# TASK TO COMPLETE
Reproduce the following rows verbatim.

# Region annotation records
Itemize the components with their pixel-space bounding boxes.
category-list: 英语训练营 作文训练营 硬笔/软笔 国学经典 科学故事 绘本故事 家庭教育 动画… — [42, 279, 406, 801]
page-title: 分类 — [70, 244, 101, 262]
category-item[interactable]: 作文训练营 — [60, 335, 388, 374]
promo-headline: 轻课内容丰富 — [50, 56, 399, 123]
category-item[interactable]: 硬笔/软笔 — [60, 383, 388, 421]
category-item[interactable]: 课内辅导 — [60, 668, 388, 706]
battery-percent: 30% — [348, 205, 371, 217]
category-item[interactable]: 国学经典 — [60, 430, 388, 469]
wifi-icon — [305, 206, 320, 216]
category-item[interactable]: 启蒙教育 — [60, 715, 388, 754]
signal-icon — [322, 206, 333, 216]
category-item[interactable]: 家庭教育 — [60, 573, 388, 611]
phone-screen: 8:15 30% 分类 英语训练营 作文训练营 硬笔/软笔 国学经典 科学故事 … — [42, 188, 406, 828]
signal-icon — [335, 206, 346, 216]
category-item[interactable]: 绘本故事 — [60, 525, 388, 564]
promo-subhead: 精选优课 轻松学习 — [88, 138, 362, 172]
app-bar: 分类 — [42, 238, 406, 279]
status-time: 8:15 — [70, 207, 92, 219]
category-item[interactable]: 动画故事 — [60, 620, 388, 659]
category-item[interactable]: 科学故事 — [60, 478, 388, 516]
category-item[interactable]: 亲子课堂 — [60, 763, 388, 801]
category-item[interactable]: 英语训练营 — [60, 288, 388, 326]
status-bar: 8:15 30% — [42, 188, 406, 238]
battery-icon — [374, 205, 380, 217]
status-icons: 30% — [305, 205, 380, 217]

# TASK ANSWER
Itemize the components with their pixel-space bounding boxes.
category-list: 英语训练营 作文训练营 硬笔/软笔 国学经典 科学故事 绘本故事 家庭教育 动画… — [42, 279, 406, 801]
page-title: 分类 — [70, 244, 101, 262]
category-item[interactable]: 作文训练营 — [60, 335, 388, 374]
promo-headline: 轻课内容丰富 — [50, 56, 399, 123]
category-item[interactable]: 硬笔/软笔 — [60, 383, 388, 421]
category-item[interactable]: 课内辅导 — [60, 668, 388, 706]
battery-percent: 30% — [348, 205, 371, 217]
category-item[interactable]: 国学经典 — [60, 430, 388, 469]
wifi-icon — [305, 206, 320, 216]
category-item[interactable]: 启蒙教育 — [60, 715, 388, 754]
signal-icon — [322, 206, 333, 216]
category-item[interactable]: 家庭教育 — [60, 573, 388, 611]
phone-screen: 8:15 30% 分类 英语训练营 作文训练营 硬笔/软笔 国学经典 科学故事 … — [42, 188, 406, 828]
signal-icon — [335, 206, 346, 216]
category-item[interactable]: 绘本故事 — [60, 525, 388, 564]
promo-subhead: 精选优课 轻松学习 — [88, 138, 362, 172]
app-bar: 分类 — [42, 238, 406, 279]
status-time: 8:15 — [70, 207, 92, 219]
category-item[interactable]: 动画故事 — [60, 620, 388, 659]
category-item[interactable]: 科学故事 — [60, 478, 388, 516]
category-item[interactable]: 亲子课堂 — [60, 763, 388, 801]
category-item[interactable]: 英语训练营 — [60, 288, 388, 326]
status-bar: 8:15 30% — [42, 188, 406, 238]
battery-icon — [374, 205, 380, 217]
status-icons: 30% — [305, 205, 380, 217]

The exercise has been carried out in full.